Estratto -
========================================================================
Frutta e verdura migliorano la fertilità maschile

Una buona alimentazione, ricca specialmente di antiossidanti, può favorire la fertilità maschile: sono sufficienti due mesi di dieta ricca di frutta e verdura per avere spermatozoi più sani. È quanto emerge da uno studio presentato al congresso della Società Italiana di Andrologia (Sia) che si chiude oggi a Bari, secondo cui a produrre l’effetto sono gli antiossidanti contenuti nei vegetali.

Nello studio, coordinato da Giuseppina Peluso, responsabile del Laboratorio di Semiologia-Pma Azienda Ospedaliera di Cosenza, ai pazienti è stata proposta una dieta ricca di antiossidanti.

“I partecipanti erano mediamente in sovrappeso e abbiamo perciò proposto una dieta ipocalorica con un apporto medio di 1500 calorie al giorno – ha spiegato Peluso -, composta per il 25% da proteine e con carboidrati a basso indice glicemico; i prodotti vegetali introdotti nella dieta contenevano soprattutto vitamina C, E, beta-carotene, folati e zinco, per un introito quotidiano fra 800 e 1000 milligrammi di antiossidanti da circa 300 grammi di frutta e vegetali”.

“Dopo due mesi – continua Peluso – abbiamo osservato che la motilità degli spermatozoi in generale è aumentata dal 10 al 25%, e soprattutto che dopo la dieta è raddoppiata, passando dal 7 al 15%, la motilità progressiva: gli spermatozoi hanno cioè movimenti attivi in cui percorrono una traiettoria rettilinea. Inoltre, abbiamo verificato un miglioramento significativo in termini di frammentazione del Dna: l’indice di frammentazione, che è pari al 7% nei controlli sani ed era del 20% prima della dieta, con l’alimentazione antiossidante è sceso al 12%”.

L’indagine è stata condotta su 30 pazienti tra 25 e 40 anni non fumatori con infertilità idiopatica, tra le cause di infertilità maschile in maggiore aumento. “Una carenza dietetica di antiossidanti è stata dimostrata strettamente correlata al danno ossidativo sugli spermatozoi e alla frammentazione del Dna spermatico – ha spiegato Alessandro Palmieri, presidente Sia e professore dell’Università Federico II di Napoli -; questo, aggiunto a stili di vita non corretti e altri fattori di rischio come età, inquinamento ambientale, fumo o alcol, può contribuire a ridurre significativamente la fertilità maschile”.
========================================================================
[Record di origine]
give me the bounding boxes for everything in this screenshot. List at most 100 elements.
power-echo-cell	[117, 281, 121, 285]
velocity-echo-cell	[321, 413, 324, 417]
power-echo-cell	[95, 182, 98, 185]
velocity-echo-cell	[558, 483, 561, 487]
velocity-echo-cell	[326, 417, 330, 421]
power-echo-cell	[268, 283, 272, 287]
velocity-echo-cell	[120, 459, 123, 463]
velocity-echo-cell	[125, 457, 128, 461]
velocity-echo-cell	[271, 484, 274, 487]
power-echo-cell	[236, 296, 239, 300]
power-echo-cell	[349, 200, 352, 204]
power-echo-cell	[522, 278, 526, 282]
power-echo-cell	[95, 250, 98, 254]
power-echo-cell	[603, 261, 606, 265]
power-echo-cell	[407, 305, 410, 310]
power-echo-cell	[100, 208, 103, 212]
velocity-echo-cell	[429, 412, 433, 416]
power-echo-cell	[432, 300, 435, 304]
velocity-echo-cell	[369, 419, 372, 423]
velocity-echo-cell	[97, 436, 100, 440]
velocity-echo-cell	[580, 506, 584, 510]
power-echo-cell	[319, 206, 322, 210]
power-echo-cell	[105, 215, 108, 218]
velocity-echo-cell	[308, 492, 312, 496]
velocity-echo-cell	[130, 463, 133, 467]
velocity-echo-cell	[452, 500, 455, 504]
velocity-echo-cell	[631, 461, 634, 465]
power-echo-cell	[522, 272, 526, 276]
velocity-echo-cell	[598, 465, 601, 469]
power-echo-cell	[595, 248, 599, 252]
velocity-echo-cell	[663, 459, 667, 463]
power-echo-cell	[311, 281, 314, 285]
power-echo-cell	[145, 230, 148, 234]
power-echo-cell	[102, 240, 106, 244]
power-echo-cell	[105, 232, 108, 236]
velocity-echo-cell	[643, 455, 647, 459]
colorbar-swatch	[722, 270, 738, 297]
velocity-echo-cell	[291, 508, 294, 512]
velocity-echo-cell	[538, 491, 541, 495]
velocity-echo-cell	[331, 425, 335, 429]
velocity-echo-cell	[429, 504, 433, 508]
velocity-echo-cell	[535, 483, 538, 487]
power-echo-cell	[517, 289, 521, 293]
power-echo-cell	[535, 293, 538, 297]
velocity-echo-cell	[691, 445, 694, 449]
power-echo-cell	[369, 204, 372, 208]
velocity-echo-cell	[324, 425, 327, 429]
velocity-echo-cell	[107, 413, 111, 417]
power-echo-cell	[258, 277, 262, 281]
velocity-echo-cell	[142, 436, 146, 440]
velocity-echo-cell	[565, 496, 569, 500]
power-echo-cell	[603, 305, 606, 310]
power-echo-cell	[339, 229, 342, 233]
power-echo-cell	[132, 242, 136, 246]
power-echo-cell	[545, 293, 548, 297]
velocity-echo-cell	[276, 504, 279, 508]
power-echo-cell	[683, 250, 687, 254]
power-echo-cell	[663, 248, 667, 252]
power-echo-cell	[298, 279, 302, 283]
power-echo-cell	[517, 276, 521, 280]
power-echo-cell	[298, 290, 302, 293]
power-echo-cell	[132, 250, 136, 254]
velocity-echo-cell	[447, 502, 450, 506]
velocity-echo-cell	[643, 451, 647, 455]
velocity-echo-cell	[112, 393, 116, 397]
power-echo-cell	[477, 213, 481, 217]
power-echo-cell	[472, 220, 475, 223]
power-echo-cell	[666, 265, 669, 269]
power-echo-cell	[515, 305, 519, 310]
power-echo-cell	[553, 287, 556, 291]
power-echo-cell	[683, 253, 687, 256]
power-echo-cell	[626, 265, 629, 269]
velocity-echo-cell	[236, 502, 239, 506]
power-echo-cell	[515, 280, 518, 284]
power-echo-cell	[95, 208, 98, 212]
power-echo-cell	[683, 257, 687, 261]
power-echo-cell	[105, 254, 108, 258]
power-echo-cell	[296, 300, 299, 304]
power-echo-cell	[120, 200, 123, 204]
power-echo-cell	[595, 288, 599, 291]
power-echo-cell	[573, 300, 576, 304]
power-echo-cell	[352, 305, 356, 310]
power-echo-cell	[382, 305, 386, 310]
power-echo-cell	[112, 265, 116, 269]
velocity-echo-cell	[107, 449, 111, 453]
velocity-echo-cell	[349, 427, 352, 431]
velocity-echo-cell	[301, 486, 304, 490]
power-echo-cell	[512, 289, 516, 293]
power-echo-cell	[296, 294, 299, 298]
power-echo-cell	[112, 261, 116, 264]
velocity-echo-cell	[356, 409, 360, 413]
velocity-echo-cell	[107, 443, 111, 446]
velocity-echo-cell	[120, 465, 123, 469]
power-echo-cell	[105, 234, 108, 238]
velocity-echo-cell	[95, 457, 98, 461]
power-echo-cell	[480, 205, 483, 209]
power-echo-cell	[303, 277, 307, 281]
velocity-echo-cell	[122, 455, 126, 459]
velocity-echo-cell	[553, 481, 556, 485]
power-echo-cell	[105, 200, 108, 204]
========================================================================
Attività -
Ricopia dall'articolo sulla fertilità maschile il passo che va da "Frutta e verdura migliorano" fino a "contenuti nei vegetali." incluso.

Risposta -
Frutta e verdura migliorano la fertilità maschile

Una buona alimentazione, ricca specialmente di antiossidanti, può favorire la fertilità maschile: sono sufficienti due mesi di dieta ricca di frutta e verdura per avere spermatozoi più sani. È quanto emerge da uno studio presentato al congresso della Società Italiana di Andrologia (Sia) che si chiude oggi a Bari, secondo cui a produrre l’effetto sono gli antiossidanti contenuti nei vegetali.